## [OBJECTIVE]
Quote the data below in full, please, without altering anything.

Data entries
— START —

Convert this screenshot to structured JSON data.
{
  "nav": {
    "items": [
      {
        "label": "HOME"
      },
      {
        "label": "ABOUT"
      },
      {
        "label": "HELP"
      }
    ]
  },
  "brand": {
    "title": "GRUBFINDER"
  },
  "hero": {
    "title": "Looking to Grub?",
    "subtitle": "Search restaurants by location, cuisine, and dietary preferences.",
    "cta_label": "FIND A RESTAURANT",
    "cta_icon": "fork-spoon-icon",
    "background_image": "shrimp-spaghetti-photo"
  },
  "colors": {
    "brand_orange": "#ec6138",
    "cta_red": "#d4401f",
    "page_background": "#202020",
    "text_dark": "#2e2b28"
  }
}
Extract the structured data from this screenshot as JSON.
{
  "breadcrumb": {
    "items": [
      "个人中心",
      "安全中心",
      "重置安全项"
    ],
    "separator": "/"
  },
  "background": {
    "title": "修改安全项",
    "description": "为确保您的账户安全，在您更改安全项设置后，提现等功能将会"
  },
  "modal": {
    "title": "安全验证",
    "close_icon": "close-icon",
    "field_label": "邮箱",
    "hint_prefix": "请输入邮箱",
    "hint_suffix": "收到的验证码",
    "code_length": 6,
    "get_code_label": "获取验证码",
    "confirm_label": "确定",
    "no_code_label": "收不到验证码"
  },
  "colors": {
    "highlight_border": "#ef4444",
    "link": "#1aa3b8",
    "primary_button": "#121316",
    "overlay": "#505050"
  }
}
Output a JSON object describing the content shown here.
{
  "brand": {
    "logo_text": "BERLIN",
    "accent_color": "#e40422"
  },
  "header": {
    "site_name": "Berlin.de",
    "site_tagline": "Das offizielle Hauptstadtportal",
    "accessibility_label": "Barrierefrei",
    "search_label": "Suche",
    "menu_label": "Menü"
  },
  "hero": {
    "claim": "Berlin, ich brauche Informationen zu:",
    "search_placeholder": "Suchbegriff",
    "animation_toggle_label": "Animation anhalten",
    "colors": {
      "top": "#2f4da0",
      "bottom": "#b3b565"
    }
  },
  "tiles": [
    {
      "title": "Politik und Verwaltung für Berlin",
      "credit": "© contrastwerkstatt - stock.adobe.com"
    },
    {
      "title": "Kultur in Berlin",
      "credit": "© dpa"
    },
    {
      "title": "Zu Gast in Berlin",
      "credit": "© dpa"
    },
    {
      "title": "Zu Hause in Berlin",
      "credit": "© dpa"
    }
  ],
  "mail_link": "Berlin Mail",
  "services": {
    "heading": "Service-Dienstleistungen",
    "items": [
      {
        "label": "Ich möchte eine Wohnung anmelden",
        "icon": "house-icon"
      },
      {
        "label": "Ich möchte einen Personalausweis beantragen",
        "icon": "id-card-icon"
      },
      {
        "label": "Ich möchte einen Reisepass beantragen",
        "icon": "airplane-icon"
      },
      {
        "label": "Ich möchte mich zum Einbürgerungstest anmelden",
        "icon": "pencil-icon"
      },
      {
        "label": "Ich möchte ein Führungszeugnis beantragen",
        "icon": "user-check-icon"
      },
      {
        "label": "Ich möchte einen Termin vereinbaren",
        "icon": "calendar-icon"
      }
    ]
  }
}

— END —

## [SOLUTION TO THIS TASK]
Convert this screenshot to structured JSON data.
{
  "nav": {
    "items": [
      {
        "label": "HOME"
      },
      {
        "label": "ABOUT"
      },
      {
        "label": "HELP"
      }
    ]
  },
  "brand": {
    "title": "GRUBFINDER"
  },
  "hero": {
    "title": "Looking to Grub?",
    "subtitle": "Search restaurants by location, cuisine, and dietary preferences.",
    "cta_label": "FIND A RESTAURANT",
    "cta_icon": "fork-spoon-icon",
    "background_image": "shrimp-spaghetti-photo"
  },
  "colors": {
    "brand_orange": "#ec6138",
    "cta_red": "#d4401f",
    "page_background": "#202020",
    "text_dark": "#2e2b28"
  }
}
Extract the structured data from this screenshot as JSON.
{
  "breadcrumb": {
    "items": [
      "个人中心",
      "安全中心",
      "重置安全项"
    ],
    "separator": "/"
  },
  "background": {
    "title": "修改安全项",
    "description": "为确保您的账户安全，在您更改安全项设置后，提现等功能将会"
  },
  "modal": {
    "title": "安全验证",
    "close_icon": "close-icon",
    "field_label": "邮箱",
    "hint_prefix": "请输入邮箱",
    "hint_suffix": "收到的验证码",
    "code_length": 6,
    "get_code_label": "获取验证码",
    "confirm_label": "确定",
    "no_code_label": "收不到验证码"
  },
  "colors": {
    "highlight_border": "#ef4444",
    "link": "#1aa3b8",
    "primary_button": "#121316",
    "overlay": "#505050"
  }
}
Output a JSON object describing the content shown here.
{
  "brand": {
    "logo_text": "BERLIN",
    "accent_color": "#e40422"
  },
  "header": {
    "site_name": "Berlin.de",
    "site_tagline": "Das offizielle Hauptstadtportal",
    "accessibility_label": "Barrierefrei",
    "search_label": "Suche",
    "menu_label": "Menü"
  },
  "hero": {
    "claim": "Berlin, ich brauche Informationen zu:",
    "search_placeholder": "Suchbegriff",
    "animation_toggle_label": "Animation anhalten",
    "colors": {
      "top": "#2f4da0",
      "bottom": "#b3b565"
    }
  },
  "tiles": [
    {
      "title": "Politik und Verwaltung für Berlin",
      "credit": "© contrastwerkstatt - stock.adobe.com"
    },
    {
      "title": "Kultur in Berlin",
      "credit": "© dpa"
    },
    {
      "title": "Zu Gast in Berlin",
      "credit": "© dpa"
    },
    {
      "title": "Zu Hause in Berlin",
      "credit": "© dpa"
    }
  ],
  "mail_link": "Berlin Mail",
  "services": {
    "heading": "Service-Dienstleistungen",
    "items": [
      {
        "label": "Ich möchte eine Wohnung anmelden",
        "icon": "house-icon"
      },
      {
        "label": "Ich möchte einen Personalausweis beantragen",
        "icon": "id-card-icon"
      },
      {
        "label": "Ich möchte einen Reisepass beantragen",
        "icon": "airplane-icon"
      },
      {
        "label": "Ich möchte mich zum Einbürgerungstest anmelden",
        "icon": "pencil-icon"
      },
      {
        "label": "Ich möchte ein Führungszeugnis beantragen",
        "icon": "user-check-icon"
      },
      {
        "label": "Ich möchte einen Termin vereinbaren",
        "icon": "calendar-icon"
      }
    ]
  }
}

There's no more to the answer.